• [Written exercise] All lines in the data bearing the string "Statistics" should be identified and copied.

• [Record extracts]
○ ○ ○ ○ ○

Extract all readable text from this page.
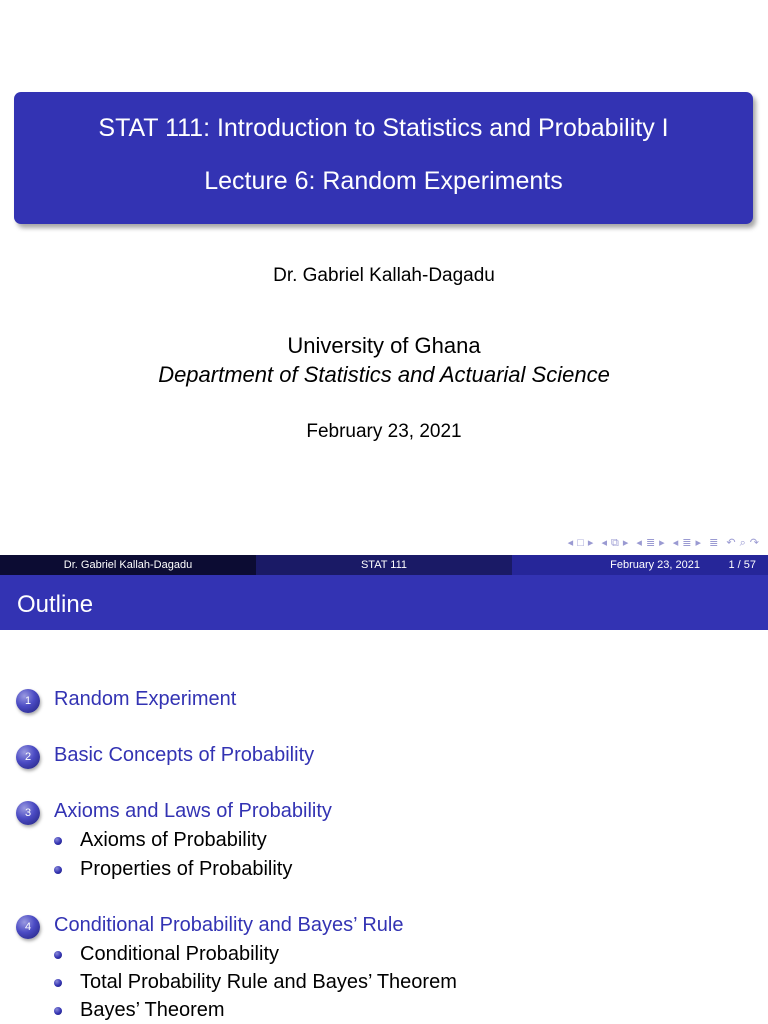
STAT 111: Introduction to Statistics and Probability I
Lecture 6: Random Experiments
Dr. Gabriel Kallah-Dagadu
University of Ghana
Department of Statistics and Actuarial Science
February 23, 2021
◂ □ ▸ ◂ ⧉ ▸ ◂ ≣ ▸ ◂ ≣ ▸ ≣ ↶ ⌕ ↷
Dr. Gabriel Kallah-Dagadu	STAT 111	February 23, 2021	1 / 57
Outline
1	Random Experiment
2	Basic Concepts of Probability
3	Axioms and Laws of Probability
Axioms of Probability
Properties of Probability
4	Conditional Probability and Bayes’ Rule
Conditional Probability
Total Probability Rule and Bayes’ Theorem
Bayes’ Theorem
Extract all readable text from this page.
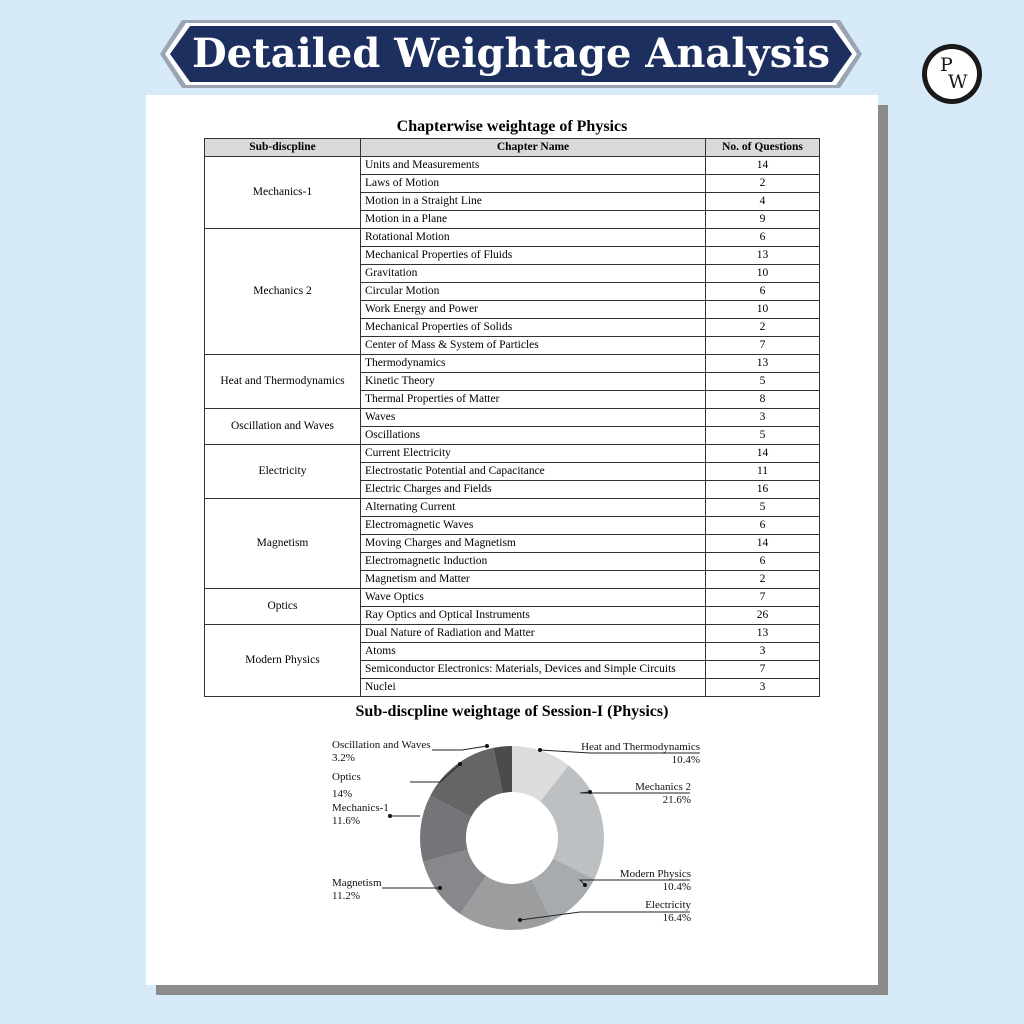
Detailed Weightage Analysis	P
W
Chapterwise weightage of Physics
Sub-discpline	Chapter Name	No. of Questions
Mechanics-1	Units and Measurements	14
	Laws of Motion	2
	Motion in a Straight Line	4
	Motion in a Plane	9
Mechanics 2	Rotational Motion	6
	Mechanical Properties of Fluids	13
	Gravitation	10
	Circular Motion	6
	Work Energy and Power	10
	Mechanical Properties of Solids	2
	Center of Mass & System of Particles	7
Heat and Thermodynamics	Thermodynamics	13
	Kinetic Theory	5
	Thermal Properties of Matter	8
Oscillation and Waves	Waves	3
	Oscillations	5
Electricity	Current Electricity	14
	Electrostatic Potential and Capacitance	11
	Electric Charges and Fields	16
Magnetism	Alternating Current	5
	Electromagnetic Waves	6
	Moving Charges and Magnetism	14
	Electromagnetic Induction	6
	Magnetism and Matter	2
Optics	Wave Optics	7
	Ray Optics and Optical Instruments	26
Modern Physics	Dual Nature of Radiation and Matter	13
	Atoms	3
	Semiconductor Electronics: Materials, Devices and Simple Circuits	7
	Nuclei	3
Sub-discpline weightage of Session-I (Physics)
Heat and Thermodynamics
10.4%
Mechanics 2
21.6%
Modern Physics
10.4%
Electricity
16.4%
Magnetism
11.2%
Mechanics-1
11.6%
Optics
14%
Oscillation and Waves
3.2%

○ ○ ○ ○ ○

• [Task solution]
STAT 111: Introduction to Statistics and Probability I
Department of Statistics and Actuarial Science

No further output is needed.